WHAT TO DO >> Filter this data down to the lines that hold "page", and copy them.

DATASET >>
-.-.-
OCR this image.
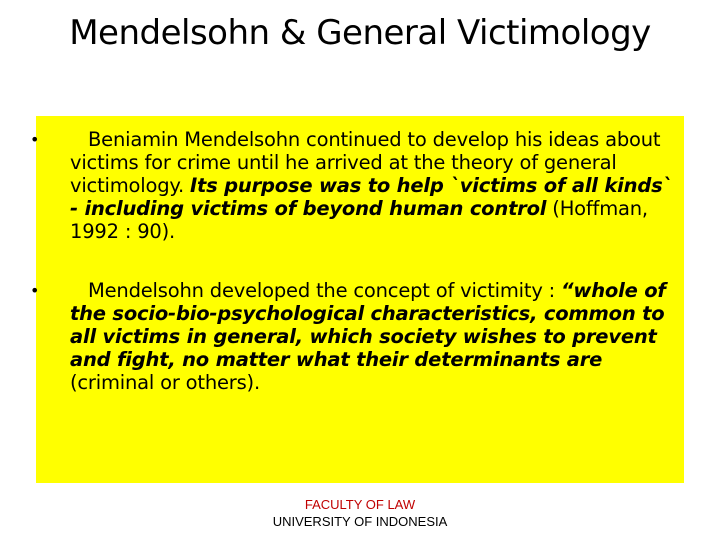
Mendelsohn & General Victimology
•	Beniamin Mendelsohn continued to develop his ideas about victims for crime until he arrived at the theory of general victimology. Its purpose was to help `victims of all kinds` - including victims of beyond human control (Hoffman, 1992 : 90).
•	Mendelsohn developed the concept of victimity : “whole of the socio-bio-psychological characteristics, common to all victims in general, which society wishes to prevent and fight, no matter what their determinants are (criminal or others).
FACULTY OF LAW
UNIVERSITY OF INDONESIA
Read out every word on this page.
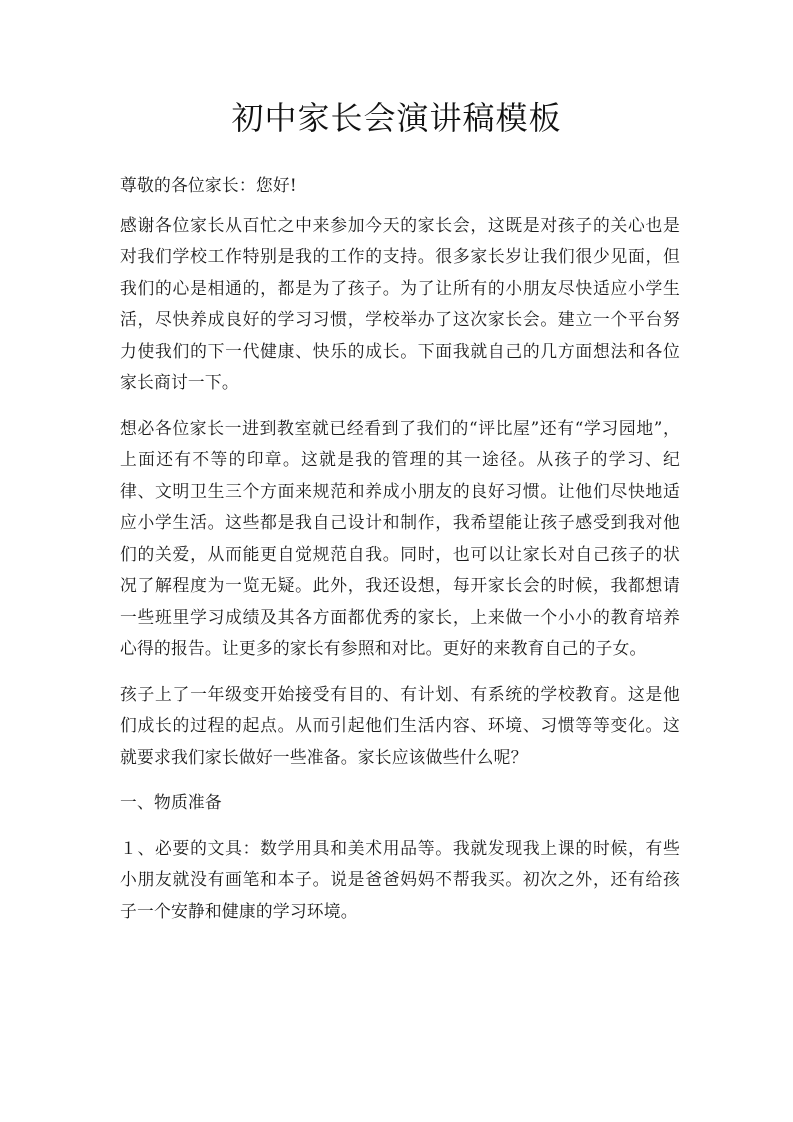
初中家长会演讲稿模板

尊敬的各位家长：您好!

感谢各位家长从百忙之中来参加今天的家长会，这既是对孩子的关心也是对我们学校工作特别是我的工作的支持。很多家长岁让我们很少见面，但我们的心是相通的，都是为了孩子。为了让所有的小朋友尽快适应小学生活，尽快养成良好的学习习惯，学校举办了这次家长会。建立一个平台努力使我们的下一代健康、快乐的成长。下面我就自己的几方面想法和各位家长商讨一下。

想必各位家长一进到教室就已经看到了我们的“评比屋”还有“学习园地”，上面还有不等的印章。这就是我的管理的其一途径。从孩子的学习、纪律、文明卫生三个方面来规范和养成小朋友的良好习惯。让他们尽快地适应小学生活。这些都是我自己设计和制作，我希望能让孩子感受到我对他们的关爱，从而能更自觉规范自我。同时，也可以让家长对自己孩子的状况了解程度为一览无疑。此外，我还设想，每开家长会的时候，我都想请一些班里学习成绩及其各方面都优秀的家长，上来做一个小小的教育培养心得的报告。让更多的家长有参照和对比。更好的来教育自己的子女。

孩子上了一年级变开始接受有目的、有计划、有系统的学校教育。这是他们成长的过程的起点。从而引起他们生活内容、环境、习惯等等变化。这就要求我们家长做好一些准备。家长应该做些什么呢？

一、物质准备

１、必要的文具：数学用具和美术用品等。我就发现我上课的时候，有些小朋友就没有画笔和本子。说是爸爸妈妈不帮我买。初次之外，还有给孩子一个安静和健康的学习环境。
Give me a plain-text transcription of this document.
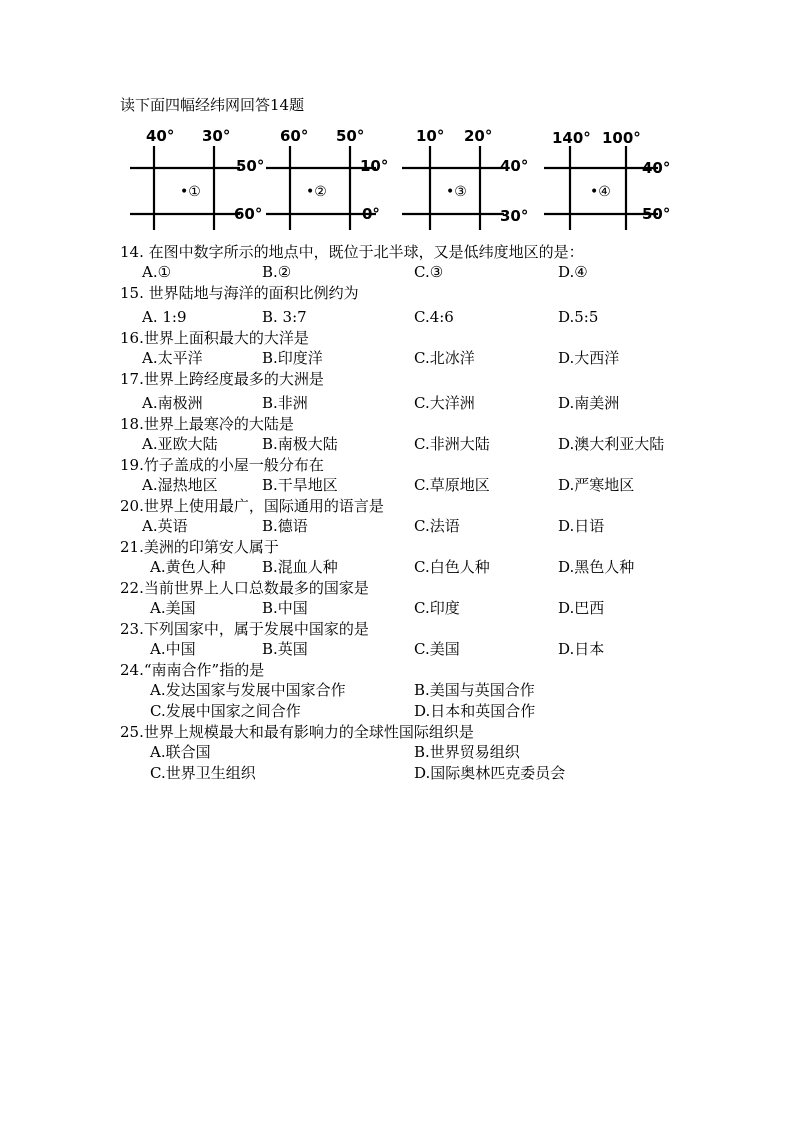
读下面四幅经纬网回答14题
40° 30°
50°
60°
•①
60° 50°
10°
0°
•②
10° 20°
40°
30°
•③
140° 100°
40°
50°
•④
14. 在图中数字所示的地点中，既位于北半球，又是低纬度地区的是：
A.①	B.②	C.③	D.④
15. 世界陆地与海洋的面积比例约为
A. 1:9	B. 3:7	C.4:6	D.5:5
16.世界上面积最大的大洋是
A.太平洋	B.印度洋	C.北冰洋	D.大西洋
17.世界上跨经度最多的大洲是
A.南极洲	B.非洲	C.大洋洲	D.南美洲
18.世界上最寒冷的大陆是
A.亚欧大陆	B.南极大陆	C.非洲大陆	D.澳大利亚大陆
19.竹子盖成的小屋一般分布在
A.湿热地区	B.干旱地区	C.草原地区	D.严寒地区
20.世界上使用最广，国际通用的语言是
A.英语	B.德语	C.法语	D.日语
21.美洲的印第安人属于
A.黄色人种 B.混血人种	C.白色人种	D.黑色人种
22.当前世界上人口总数最多的国家是
A.美国	B.中国	C.印度	D.巴西
23.下列国家中，属于发展中国家的是
A.中国	B.英国	C.美国	D.日本
24.“南南合作”指的是
A.发达国家与发展中国家合作	B.美国与英国合作
C.发展中国家之间合作	D.日本和英国合作
25.世界上规模最大和最有影响力的全球性国际组织是
A.联合国	B.世界贸易组织
C.世界卫生组织	D.国际奥林匹克委员会
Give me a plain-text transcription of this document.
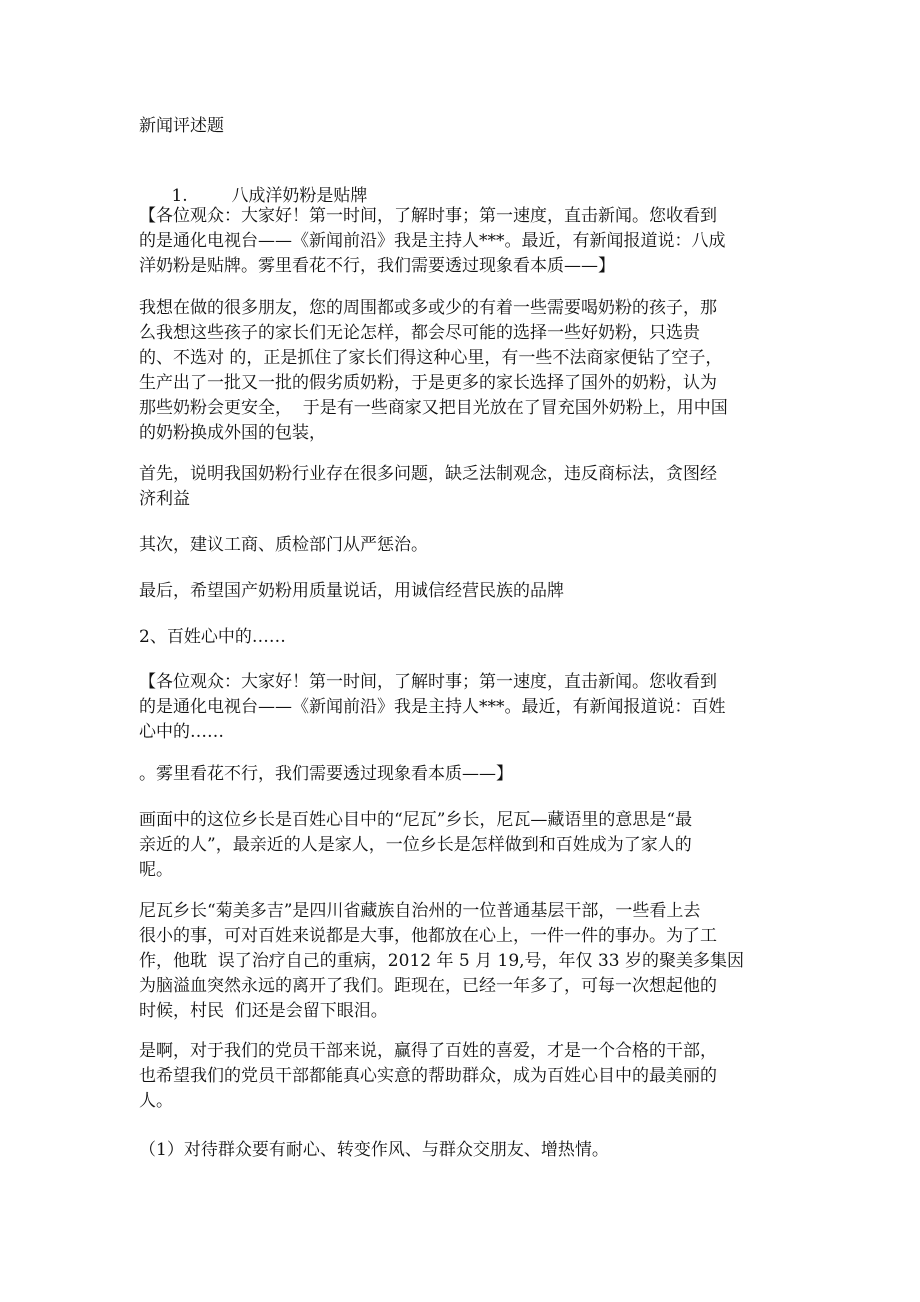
新闻评述题

1.	八成洋奶粉是贴牌

【各位观众：大家好！第一时间，了解时事；第一速度，直击新闻。您收看到
的是通化电视台——《新闻前沿》我是主持人***。最近，有新闻报道说：八成
洋奶粉是贴牌。雾里看花不行，我们需要透过现象看本质——】

我想在做的很多朋友，您的周围都或多或少的有着一些需要喝奶粉的孩子，那
么我想这些孩子的家长们无论怎样，都会尽可能的选择一些好奶粉，只选贵
的、不选对 的，正是抓住了家长们得这种心里，有一些不法商家便钻了空子，
生产出了一批又一批的假劣质奶粉，于是更多的家长选择了国外的奶粉，认为
那些奶粉会更安全，  于是有一些商家又把目光放在了冒充国外奶粉上，用中国
的奶粉换成外国的包装，

首先，说明我国奶粉行业存在很多问题，缺乏法制观念，违反商标法，贪图经
济利益

其次，建议工商、质检部门从严惩治。

最后，希望国产奶粉用质量说话，用诚信经营民族的品牌

2、百姓心中的……

【各位观众：大家好！第一时间，了解时事；第一速度，直击新闻。您收看到
的是通化电视台——《新闻前沿》我是主持人***。最近，有新闻报道说：百姓
心中的……

。雾里看花不行，我们需要透过现象看本质——】

画面中的这位乡长是百姓心目中的“尼瓦”乡长，尼瓦—藏语里的意思是“最
亲近的人”，最亲近的人是家人，一位乡长是怎样做到和百姓成为了家人的
呢。

尼瓦乡长“菊美多吉”是四川省藏族自治州的一位普通基层干部，一些看上去
很小的事，可对百姓来说都是大事，他都放在心上，一件一件的事办。为了工
作，他耽  误了治疗自己的重病，2012 年 5 月 19,号，年仅 33 岁的聚美多集因
为脑溢血突然永远的离开了我们。距现在，已经一年多了，可每一次想起他的
时候，村民  们还是会留下眼泪。

是啊，对于我们的党员干部来说，赢得了百姓的喜爱，才是一个合格的干部，
也希望我们的党员干部都能真心实意的帮助群众，成为百姓心目中的最美丽的
人。

（1）对待群众要有耐心、转变作风、与群众交朋友、增热情。
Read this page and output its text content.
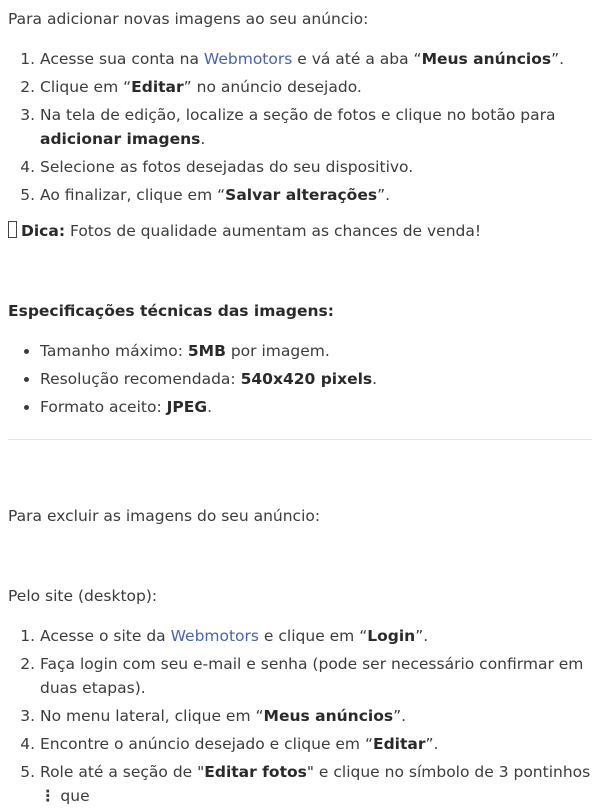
Para adicionar novas imagens ao seu anúncio:

1. Acesse sua conta na Webmotors e vá até a aba “Meus anúncios”.
2. Clique em “Editar” no anúncio desejado.
3. Na tela de edição, localize a seção de fotos e clique no botão para adicionar imagens.
4. Selecione as fotos desejadas do seu dispositivo.
5. Ao finalizar, clique em “Salvar alterações”.

Dica: Fotos de qualidade aumentam as chances de venda!

Especificações técnicas das imagens:

• Tamanho máximo: 5MB por imagem.
• Resolução recomendada: 540x420 pixels.
• Formato aceito: JPEG.

Para excluir as imagens do seu anúncio:

Pelo site (desktop):

1. Acesse o site da Webmotors e clique em “Login”.
2. Faça login com seu e-mail e senha (pode ser necessário confirmar em duas etapas).
3. No menu lateral, clique em “Meus anúncios”.
4. Encontre o anúncio desejado e clique em “Editar”.
5. Role até a seção de "Editar fotos" e clique no símbolo de 3 pontinhos ⋮ que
-.-.-
REPLY >>
Read out every word on this page.
Read this page and output its text content.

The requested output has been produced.